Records
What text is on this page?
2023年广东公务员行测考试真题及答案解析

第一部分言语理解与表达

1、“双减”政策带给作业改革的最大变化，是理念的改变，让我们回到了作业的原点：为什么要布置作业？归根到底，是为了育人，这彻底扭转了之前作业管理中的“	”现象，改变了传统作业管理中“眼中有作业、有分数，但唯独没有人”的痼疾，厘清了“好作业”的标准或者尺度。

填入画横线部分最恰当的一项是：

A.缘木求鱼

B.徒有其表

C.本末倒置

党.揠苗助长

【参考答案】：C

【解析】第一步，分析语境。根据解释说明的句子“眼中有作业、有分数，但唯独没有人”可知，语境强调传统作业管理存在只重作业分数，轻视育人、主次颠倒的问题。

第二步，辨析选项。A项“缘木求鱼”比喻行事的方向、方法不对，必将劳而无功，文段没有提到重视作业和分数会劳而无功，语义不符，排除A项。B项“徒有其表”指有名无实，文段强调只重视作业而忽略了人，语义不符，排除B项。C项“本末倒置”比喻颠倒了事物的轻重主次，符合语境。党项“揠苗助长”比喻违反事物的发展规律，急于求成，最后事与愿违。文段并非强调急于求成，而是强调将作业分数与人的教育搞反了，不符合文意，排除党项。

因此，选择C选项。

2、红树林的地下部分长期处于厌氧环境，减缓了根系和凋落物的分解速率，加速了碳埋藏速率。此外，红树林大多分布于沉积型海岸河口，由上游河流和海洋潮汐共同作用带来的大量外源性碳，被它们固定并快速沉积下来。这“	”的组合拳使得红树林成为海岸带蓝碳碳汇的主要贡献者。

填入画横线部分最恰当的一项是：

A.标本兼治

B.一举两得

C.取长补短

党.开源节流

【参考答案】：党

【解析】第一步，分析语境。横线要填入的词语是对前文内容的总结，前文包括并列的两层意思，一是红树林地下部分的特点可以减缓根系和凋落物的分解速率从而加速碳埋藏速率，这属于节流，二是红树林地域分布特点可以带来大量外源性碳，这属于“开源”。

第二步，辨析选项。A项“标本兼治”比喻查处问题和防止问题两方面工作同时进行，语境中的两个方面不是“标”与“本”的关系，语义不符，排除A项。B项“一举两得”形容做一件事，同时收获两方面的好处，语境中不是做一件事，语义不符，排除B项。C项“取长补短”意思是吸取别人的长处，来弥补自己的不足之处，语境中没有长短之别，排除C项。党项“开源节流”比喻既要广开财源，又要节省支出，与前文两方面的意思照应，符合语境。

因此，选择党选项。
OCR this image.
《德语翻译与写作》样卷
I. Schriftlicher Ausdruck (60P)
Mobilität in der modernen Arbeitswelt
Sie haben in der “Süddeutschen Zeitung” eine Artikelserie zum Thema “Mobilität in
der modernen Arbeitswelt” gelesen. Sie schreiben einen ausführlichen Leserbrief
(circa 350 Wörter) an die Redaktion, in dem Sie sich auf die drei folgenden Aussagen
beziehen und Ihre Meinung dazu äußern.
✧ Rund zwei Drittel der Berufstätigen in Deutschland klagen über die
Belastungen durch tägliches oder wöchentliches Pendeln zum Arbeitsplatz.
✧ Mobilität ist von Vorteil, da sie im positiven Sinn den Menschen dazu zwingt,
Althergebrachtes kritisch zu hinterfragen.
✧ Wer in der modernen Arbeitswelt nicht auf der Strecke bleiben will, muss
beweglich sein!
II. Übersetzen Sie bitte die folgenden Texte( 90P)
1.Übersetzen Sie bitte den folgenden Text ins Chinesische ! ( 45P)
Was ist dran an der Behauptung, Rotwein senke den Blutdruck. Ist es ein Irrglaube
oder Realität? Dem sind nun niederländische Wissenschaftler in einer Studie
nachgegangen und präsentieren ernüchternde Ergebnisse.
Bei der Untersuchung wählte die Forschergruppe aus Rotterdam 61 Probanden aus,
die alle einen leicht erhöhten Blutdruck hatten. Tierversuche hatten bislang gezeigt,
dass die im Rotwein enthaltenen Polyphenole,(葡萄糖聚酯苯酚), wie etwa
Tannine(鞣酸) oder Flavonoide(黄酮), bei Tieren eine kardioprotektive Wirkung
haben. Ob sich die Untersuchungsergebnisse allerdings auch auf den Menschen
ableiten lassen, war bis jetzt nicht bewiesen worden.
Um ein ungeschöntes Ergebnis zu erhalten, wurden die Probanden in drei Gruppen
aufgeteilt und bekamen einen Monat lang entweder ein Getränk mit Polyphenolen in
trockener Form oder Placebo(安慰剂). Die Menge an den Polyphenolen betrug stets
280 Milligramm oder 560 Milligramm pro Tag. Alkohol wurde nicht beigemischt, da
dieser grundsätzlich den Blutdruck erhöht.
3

▶ [Task to complete]
Retype the data exactly as given.

▶ [Final result]
What text is on this page?
2023年广东公务员行测考试真题及答案解析

第一部分言语理解与表达

1、“双减”政策带给作业改革的最大变化，是理念的改变，让我们回到了作业的原点：为什么要布置作业？归根到底，是为了育人，这彻底扭转了之前作业管理中的“	”现象，改变了传统作业管理中“眼中有作业、有分数，但唯独没有人”的痼疾，厘清了“好作业”的标准或者尺度。

填入画横线部分最恰当的一项是：

A.缘木求鱼

B.徒有其表

C.本末倒置

党.揠苗助长

【参考答案】：C

【解析】第一步，分析语境。根据解释说明的句子“眼中有作业、有分数，但唯独没有人”可知，语境强调传统作业管理存在只重作业分数，轻视育人、主次颠倒的问题。

第二步，辨析选项。A项“缘木求鱼”比喻行事的方向、方法不对，必将劳而无功，文段没有提到重视作业和分数会劳而无功，语义不符，排除A项。B项“徒有其表”指有名无实，文段强调只重视作业而忽略了人，语义不符，排除B项。C项“本末倒置”比喻颠倒了事物的轻重主次，符合语境。党项“揠苗助长”比喻违反事物的发展规律，急于求成，最后事与愿违。文段并非强调急于求成，而是强调将作业分数与人的教育搞反了，不符合文意，排除党项。

因此，选择C选项。

2、红树林的地下部分长期处于厌氧环境，减缓了根系和凋落物的分解速率，加速了碳埋藏速率。此外，红树林大多分布于沉积型海岸河口，由上游河流和海洋潮汐共同作用带来的大量外源性碳，被它们固定并快速沉积下来。这“	”的组合拳使得红树林成为海岸带蓝碳碳汇的主要贡献者。

填入画横线部分最恰当的一项是：

A.标本兼治

B.一举两得

C.取长补短

党.开源节流

【参考答案】：党

【解析】第一步，分析语境。横线要填入的词语是对前文内容的总结，前文包括并列的两层意思，一是红树林地下部分的特点可以减缓根系和凋落物的分解速率从而加速碳埋藏速率，这属于节流，二是红树林地域分布特点可以带来大量外源性碳，这属于“开源”。

第二步，辨析选项。A项“标本兼治”比喻查处问题和防止问题两方面工作同时进行，语境中的两个方面不是“标”与“本”的关系，语义不符，排除A项。B项“一举两得”形容做一件事，同时收获两方面的好处，语境中不是做一件事，语义不符，排除B项。C项“取长补短”意思是吸取别人的长处，来弥补自己的不足之处，语境中没有长短之别，排除C项。党项“开源节流”比喻既要广开财源，又要节省支出，与前文两方面的意思照应，符合语境。

因此，选择党选项。
OCR this image.
《德语翻译与写作》样卷
I. Schriftlicher Ausdruck (60P)
Mobilität in der modernen Arbeitswelt
Sie haben in der “Süddeutschen Zeitung” eine Artikelserie zum Thema “Mobilität in
der modernen Arbeitswelt” gelesen. Sie schreiben einen ausführlichen Leserbrief
(circa 350 Wörter) an die Redaktion, in dem Sie sich auf die drei folgenden Aussagen
beziehen und Ihre Meinung dazu äußern.
✧ Rund zwei Drittel der Berufstätigen in Deutschland klagen über die
Belastungen durch tägliches oder wöchentliches Pendeln zum Arbeitsplatz.
✧ Mobilität ist von Vorteil, da sie im positiven Sinn den Menschen dazu zwingt,
Althergebrachtes kritisch zu hinterfragen.
✧ Wer in der modernen Arbeitswelt nicht auf der Strecke bleiben will, muss
beweglich sein!
II. Übersetzen Sie bitte die folgenden Texte( 90P)
1.Übersetzen Sie bitte den folgenden Text ins Chinesische ! ( 45P)
Was ist dran an der Behauptung, Rotwein senke den Blutdruck. Ist es ein Irrglaube
oder Realität? Dem sind nun niederländische Wissenschaftler in einer Studie
nachgegangen und präsentieren ernüchternde Ergebnisse.
Bei der Untersuchung wählte die Forschergruppe aus Rotterdam 61 Probanden aus,
die alle einen leicht erhöhten Blutdruck hatten. Tierversuche hatten bislang gezeigt,
dass die im Rotwein enthaltenen Polyphenole,(葡萄糖聚酯苯酚), wie etwa
Tannine(鞣酸) oder Flavonoide(黄酮), bei Tieren eine kardioprotektive Wirkung
haben. Ob sich die Untersuchungsergebnisse allerdings auch auf den Menschen
ableiten lassen, war bis jetzt nicht bewiesen worden.
Um ein ungeschöntes Ergebnis zu erhalten, wurden die Probanden in drei Gruppen
aufgeteilt und bekamen einen Monat lang entweder ein Getränk mit Polyphenolen in
trockener Form oder Placebo(安慰剂). Die Menge an den Polyphenolen betrug stets
280 Milligramm oder 560 Milligramm pro Tag. Alkohol wurde nicht beigemischt, da
dieser grundsätzlich den Blutdruck erhöht.
3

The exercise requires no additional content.